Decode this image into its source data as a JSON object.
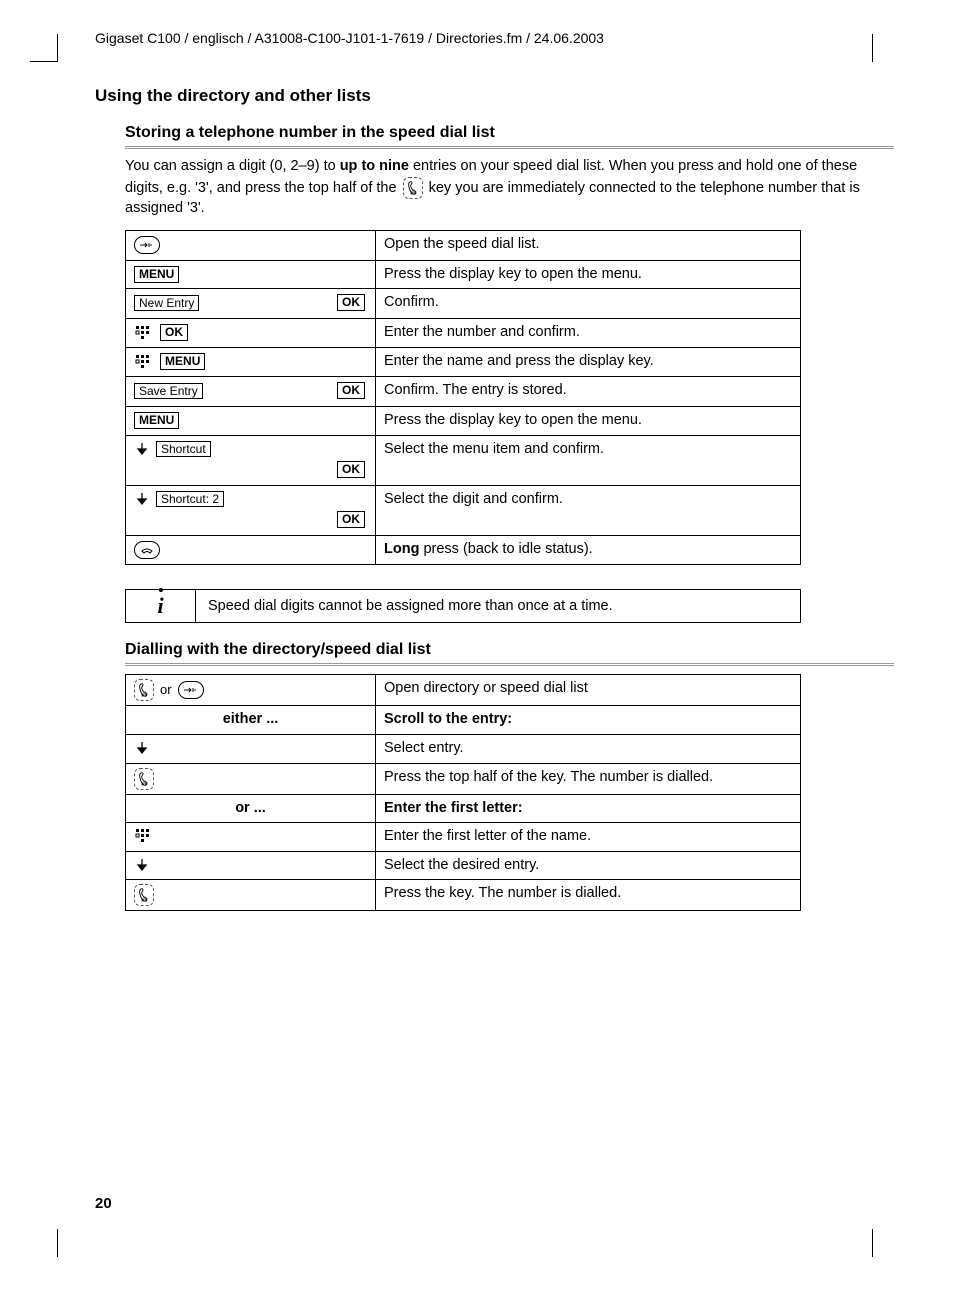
{
  "header": "Gigaset C100 / englisch / A31008-C100-J101-1-7619 / Directories.fm / 24.06.2003",
  "section_title": "Using the directory and other lists",
  "sub1_title": "Storing a telephone number in the speed dial list",
  "intro_pre": "You can assign a digit (0, 2–9) to ",
  "intro_bold": "up to nine",
  "intro_post1": " entries on your speed dial list. When you press and hold one of these digits, e.g. '3', and press the top half of the ",
  "intro_post2": " key you are immediately connected to the telephone number that is assigned '3'.",
  "keys": {
    "menu": "MENU",
    "ok": "OK",
    "new_entry": "New Entry",
    "save_entry": "Save Entry",
    "shortcut": "Shortcut",
    "shortcut2": "Shortcut: 2",
    "or": "or"
  },
  "table1": {
    "r1": "Open the speed dial list.",
    "r2": "Press the display key to open the menu.",
    "r3": "Confirm.",
    "r4": "Enter the number and confirm.",
    "r5": "Enter the name and press the display key.",
    "r6": "Confirm. The entry is stored.",
    "r7": "Press the display key to open the menu.",
    "r8": "Select the menu item and confirm.",
    "r9": "Select the digit and confirm.",
    "r10_bold": "Long",
    "r10_rest": " press (back to idle status)."
  },
  "note_text": "Speed dial digits cannot be assigned more than once at a time.",
  "sub2_title": "Dialling with the directory/speed dial list",
  "table2": {
    "r1": "Open directory or speed dial list",
    "either": "either ...",
    "scroll": "Scroll to the entry:",
    "r3": "Select entry.",
    "r4": "Press the top half of the key. The number is dialled.",
    "or": "or ...",
    "enter_letter": "Enter the first letter:",
    "r6": "Enter the first letter of the name.",
    "r7": "Select the desired entry.",
    "r8": "Press the key. The number is dialled."
  },
  "page_number": "20"
}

══════════

Work to be completed => Extract every line that has the string "letter" in it.

Written response =>
    "enter_letter": "Enter the first letter:",
    "r6": "Enter the first letter of the name.",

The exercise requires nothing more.